### Requirement
Copy all lines below exactly as written. Leave pictures out.

### Provided entries
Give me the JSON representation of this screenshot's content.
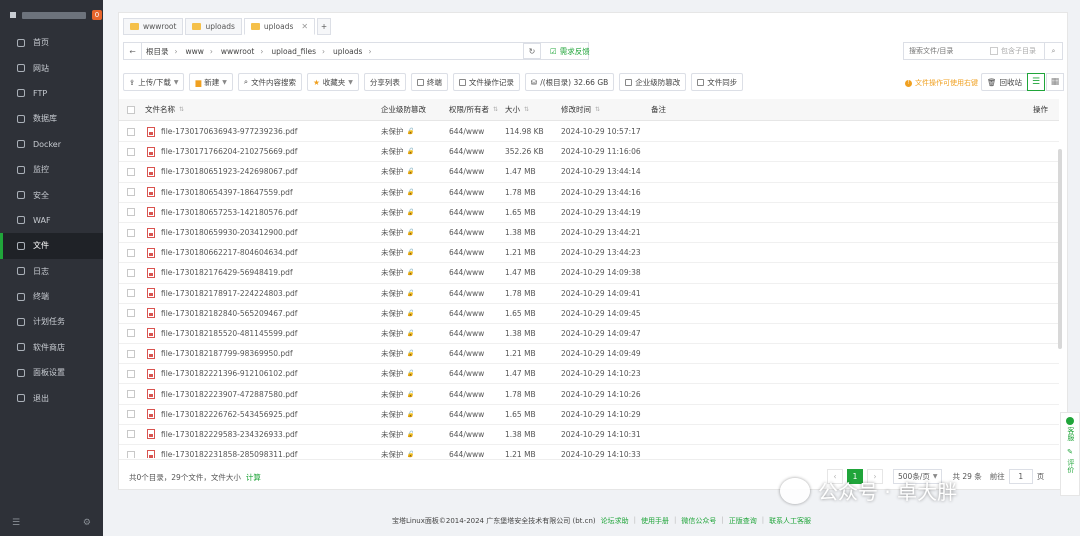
{
  "sidebar": {
    "badge": "0",
    "items": [
      {
        "label": "首页",
        "icon": "home-icon"
      },
      {
        "label": "网站",
        "icon": "globe-icon"
      },
      {
        "label": "FTP",
        "icon": "ftp-icon"
      },
      {
        "label": "数据库",
        "icon": "database-icon"
      },
      {
        "label": "Docker",
        "icon": "docker-icon"
      },
      {
        "label": "监控",
        "icon": "monitor-icon"
      },
      {
        "label": "安全",
        "icon": "shield-icon"
      },
      {
        "label": "WAF",
        "icon": "waf-icon"
      },
      {
        "label": "文件",
        "icon": "folder-icon",
        "active": true
      },
      {
        "label": "日志",
        "icon": "log-icon"
      },
      {
        "label": "终端",
        "icon": "terminal-icon"
      },
      {
        "label": "计划任务",
        "icon": "clock-icon"
      },
      {
        "label": "软件商店",
        "icon": "store-icon"
      },
      {
        "label": "面板设置",
        "icon": "settings-icon"
      },
      {
        "label": "退出",
        "icon": "logout-icon"
      }
    ]
  },
  "tabs": [
    {
      "label": "wwwroot"
    },
    {
      "label": "uploads"
    },
    {
      "label": "uploads",
      "active": true
    }
  ],
  "tab_add": "+",
  "tab_close": "✕",
  "path": {
    "crumbs": [
      "根目录",
      "www",
      "wwwroot",
      "upload_files",
      "uploads"
    ],
    "feedback": "需求反馈"
  },
  "search": {
    "placeholder": "搜索文件/目录",
    "include_sub": "包含子目录"
  },
  "toolbar": {
    "upload": "上传/下载",
    "new": "新建",
    "content_search": "文件内容搜索",
    "favorites": "收藏夹",
    "share_list": "分享列表",
    "terminal": "终端",
    "op_log": "文件操作记录",
    "disk": "/(根目录) 32.66 GB",
    "tamper": "企业级防篡改",
    "sync": "文件同步",
    "warning": "文件操作可使用右键",
    "recycle": "回收站"
  },
  "table": {
    "headers": {
      "name": "文件名称",
      "protect": "企业级防篡改",
      "perm": "权限/所有者",
      "size": "大小",
      "mtime": "修改时间",
      "note": "备注",
      "ops": "操作"
    },
    "rows": [
      {
        "name": "file-1730170636943-977239236.pdf",
        "protect": "未保护",
        "perm": "644/www",
        "size": "114.98 KB",
        "mtime": "2024-10-29 10:57:17"
      },
      {
        "name": "file-1730171766204-210275669.pdf",
        "protect": "未保护",
        "perm": "644/www",
        "size": "352.26 KB",
        "mtime": "2024-10-29 11:16:06"
      },
      {
        "name": "file-1730180651923-242698067.pdf",
        "protect": "未保护",
        "perm": "644/www",
        "size": "1.47 MB",
        "mtime": "2024-10-29 13:44:14"
      },
      {
        "name": "file-1730180654397-18647559.pdf",
        "protect": "未保护",
        "perm": "644/www",
        "size": "1.78 MB",
        "mtime": "2024-10-29 13:44:16"
      },
      {
        "name": "file-1730180657253-142180576.pdf",
        "protect": "未保护",
        "perm": "644/www",
        "size": "1.65 MB",
        "mtime": "2024-10-29 13:44:19"
      },
      {
        "name": "file-1730180659930-203412900.pdf",
        "protect": "未保护",
        "perm": "644/www",
        "size": "1.38 MB",
        "mtime": "2024-10-29 13:44:21"
      },
      {
        "name": "file-1730180662217-804604634.pdf",
        "protect": "未保护",
        "perm": "644/www",
        "size": "1.21 MB",
        "mtime": "2024-10-29 13:44:23"
      },
      {
        "name": "file-1730182176429-56948419.pdf",
        "protect": "未保护",
        "perm": "644/www",
        "size": "1.47 MB",
        "mtime": "2024-10-29 14:09:38"
      },
      {
        "name": "file-1730182178917-224224803.pdf",
        "protect": "未保护",
        "perm": "644/www",
        "size": "1.78 MB",
        "mtime": "2024-10-29 14:09:41"
      },
      {
        "name": "file-1730182182840-565209467.pdf",
        "protect": "未保护",
        "perm": "644/www",
        "size": "1.65 MB",
        "mtime": "2024-10-29 14:09:45"
      },
      {
        "name": "file-1730182185520-481145599.pdf",
        "protect": "未保护",
        "perm": "644/www",
        "size": "1.38 MB",
        "mtime": "2024-10-29 14:09:47"
      },
      {
        "name": "file-1730182187799-98369950.pdf",
        "protect": "未保护",
        "perm": "644/www",
        "size": "1.21 MB",
        "mtime": "2024-10-29 14:09:49"
      },
      {
        "name": "file-1730182221396-912106102.pdf",
        "protect": "未保护",
        "perm": "644/www",
        "size": "1.47 MB",
        "mtime": "2024-10-29 14:10:23"
      },
      {
        "name": "file-1730182223907-472887580.pdf",
        "protect": "未保护",
        "perm": "644/www",
        "size": "1.78 MB",
        "mtime": "2024-10-29 14:10:26"
      },
      {
        "name": "file-1730182226762-543456925.pdf",
        "protect": "未保护",
        "perm": "644/www",
        "size": "1.65 MB",
        "mtime": "2024-10-29 14:10:29"
      },
      {
        "name": "file-1730182229583-234326933.pdf",
        "protect": "未保护",
        "perm": "644/www",
        "size": "1.38 MB",
        "mtime": "2024-10-29 14:10:31"
      },
      {
        "name": "file-1730182231858-285098311.pdf",
        "protect": "未保护",
        "perm": "644/www",
        "size": "1.21 MB",
        "mtime": "2024-10-29 14:10:33"
      }
    ]
  },
  "footer": {
    "summary": "共0个目录，29个文件，文件大小",
    "calc": "计算",
    "current_page": "1",
    "page_size": "500条/页",
    "total": "共 29 条",
    "goto": "前往",
    "goto_value": "1",
    "page_unit": "页"
  },
  "copyright": {
    "text": "宝塔Linux面板©2014-2024 广东堡塔安全技术有限公司 (bt.cn)",
    "links": [
      "论坛求助",
      "使用手册",
      "微信公众号",
      "正版查询",
      "联系人工客服"
    ]
  },
  "side_float": {
    "service": "客服",
    "review": "评价"
  },
  "watermark": "公众号 · 卓大胖",
  "colors": {
    "accent": "#20a53a",
    "sidebar_bg": "#2e3138",
    "warning": "#f0a020",
    "badge": "#e8652b"
  }
}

### Answer to the exercise
Give me the JSON representation of this screenshot's content.
{
  "sidebar": {
    "badge": "0",
    "items": [
      {
        "label": "首页",
        "icon": "home-icon"
      },
      {
        "label": "网站",
        "icon": "globe-icon"
      },
      {
        "label": "FTP",
        "icon": "ftp-icon"
      },
      {
        "label": "数据库",
        "icon": "database-icon"
      },
      {
        "label": "Docker",
        "icon": "docker-icon"
      },
      {
        "label": "监控",
        "icon": "monitor-icon"
      },
      {
        "label": "安全",
        "icon": "shield-icon"
      },
      {
        "label": "WAF",
        "icon": "waf-icon"
      },
      {
        "label": "文件",
        "icon": "folder-icon",
        "active": true
      },
      {
        "label": "日志",
        "icon": "log-icon"
      },
      {
        "label": "终端",
        "icon": "terminal-icon"
      },
      {
        "label": "计划任务",
        "icon": "clock-icon"
      },
      {
        "label": "软件商店",
        "icon": "store-icon"
      },
      {
        "label": "面板设置",
        "icon": "settings-icon"
      },
      {
        "label": "退出",
        "icon": "logout-icon"
      }
    ]
  },
  "tabs": [
    {
      "label": "wwwroot"
    },
    {
      "label": "uploads"
    },
    {
      "label": "uploads",
      "active": true
    }
  ],
  "tab_add": "+",
  "tab_close": "✕",
  "path": {
    "crumbs": [
      "根目录",
      "www",
      "wwwroot",
      "upload_files",
      "uploads"
    ],
    "feedback": "需求反馈"
  },
  "search": {
    "placeholder": "搜索文件/目录",
    "include_sub": "包含子目录"
  },
  "toolbar": {
    "upload": "上传/下载",
    "new": "新建",
    "content_search": "文件内容搜索",
    "favorites": "收藏夹",
    "share_list": "分享列表",
    "terminal": "终端",
    "op_log": "文件操作记录",
    "disk": "/(根目录) 32.66 GB",
    "tamper": "企业级防篡改",
    "sync": "文件同步",
    "warning": "文件操作可使用右键",
    "recycle": "回收站"
  },
  "table": {
    "headers": {
      "name": "文件名称",
      "protect": "企业级防篡改",
      "perm": "权限/所有者",
      "size": "大小",
      "mtime": "修改时间",
      "note": "备注",
      "ops": "操作"
    },
    "rows": [
      {
        "name": "file-1730170636943-977239236.pdf",
        "protect": "未保护",
        "perm": "644/www",
        "size": "114.98 KB",
        "mtime": "2024-10-29 10:57:17"
      },
      {
        "name": "file-1730171766204-210275669.pdf",
        "protect": "未保护",
        "perm": "644/www",
        "size": "352.26 KB",
        "mtime": "2024-10-29 11:16:06"
      },
      {
        "name": "file-1730180651923-242698067.pdf",
        "protect": "未保护",
        "perm": "644/www",
        "size": "1.47 MB",
        "mtime": "2024-10-29 13:44:14"
      },
      {
        "name": "file-1730180654397-18647559.pdf",
        "protect": "未保护",
        "perm": "644/www",
        "size": "1.78 MB",
        "mtime": "2024-10-29 13:44:16"
      },
      {
        "name": "file-1730180657253-142180576.pdf",
        "protect": "未保护",
        "perm": "644/www",
        "size": "1.65 MB",
        "mtime": "2024-10-29 13:44:19"
      },
      {
        "name": "file-1730180659930-203412900.pdf",
        "protect": "未保护",
        "perm": "644/www",
        "size": "1.38 MB",
        "mtime": "2024-10-29 13:44:21"
      },
      {
        "name": "file-1730180662217-804604634.pdf",
        "protect": "未保护",
        "perm": "644/www",
        "size": "1.21 MB",
        "mtime": "2024-10-29 13:44:23"
      },
      {
        "name": "file-1730182176429-56948419.pdf",
        "protect": "未保护",
        "perm": "644/www",
        "size": "1.47 MB",
        "mtime": "2024-10-29 14:09:38"
      },
      {
        "name": "file-1730182178917-224224803.pdf",
        "protect": "未保护",
        "perm": "644/www",
        "size": "1.78 MB",
        "mtime": "2024-10-29 14:09:41"
      },
      {
        "name": "file-1730182182840-565209467.pdf",
        "protect": "未保护",
        "perm": "644/www",
        "size": "1.65 MB",
        "mtime": "2024-10-29 14:09:45"
      },
      {
        "name": "file-1730182185520-481145599.pdf",
        "protect": "未保护",
        "perm": "644/www",
        "size": "1.38 MB",
        "mtime": "2024-10-29 14:09:47"
      },
      {
        "name": "file-1730182187799-98369950.pdf",
        "protect": "未保护",
        "perm": "644/www",
        "size": "1.21 MB",
        "mtime": "2024-10-29 14:09:49"
      },
      {
        "name": "file-1730182221396-912106102.pdf",
        "protect": "未保护",
        "perm": "644/www",
        "size": "1.47 MB",
        "mtime": "2024-10-29 14:10:23"
      },
      {
        "name": "file-1730182223907-472887580.pdf",
        "protect": "未保护",
        "perm": "644/www",
        "size": "1.78 MB",
        "mtime": "2024-10-29 14:10:26"
      },
      {
        "name": "file-1730182226762-543456925.pdf",
        "protect": "未保护",
        "perm": "644/www",
        "size": "1.65 MB",
        "mtime": "2024-10-29 14:10:29"
      },
      {
        "name": "file-1730182229583-234326933.pdf",
        "protect": "未保护",
        "perm": "644/www",
        "size": "1.38 MB",
        "mtime": "2024-10-29 14:10:31"
      },
      {
        "name": "file-1730182231858-285098311.pdf",
        "protect": "未保护",
        "perm": "644/www",
        "size": "1.21 MB",
        "mtime": "2024-10-29 14:10:33"
      }
    ]
  },
  "footer": {
    "summary": "共0个目录，29个文件，文件大小",
    "calc": "计算",
    "current_page": "1",
    "page_size": "500条/页",
    "total": "共 29 条",
    "goto": "前往",
    "goto_value": "1",
    "page_unit": "页"
  },
  "copyright": {
    "text": "宝塔Linux面板©2014-2024 广东堡塔安全技术有限公司 (bt.cn)",
    "links": [
      "论坛求助",
      "使用手册",
      "微信公众号",
      "正版查询",
      "联系人工客服"
    ]
  },
  "side_float": {
    "service": "客服",
    "review": "评价"
  },
  "watermark": "公众号 · 卓大胖",
  "colors": {
    "accent": "#20a53a",
    "sidebar_bg": "#2e3138",
    "warning": "#f0a020",
    "badge": "#e8652b"
  }
}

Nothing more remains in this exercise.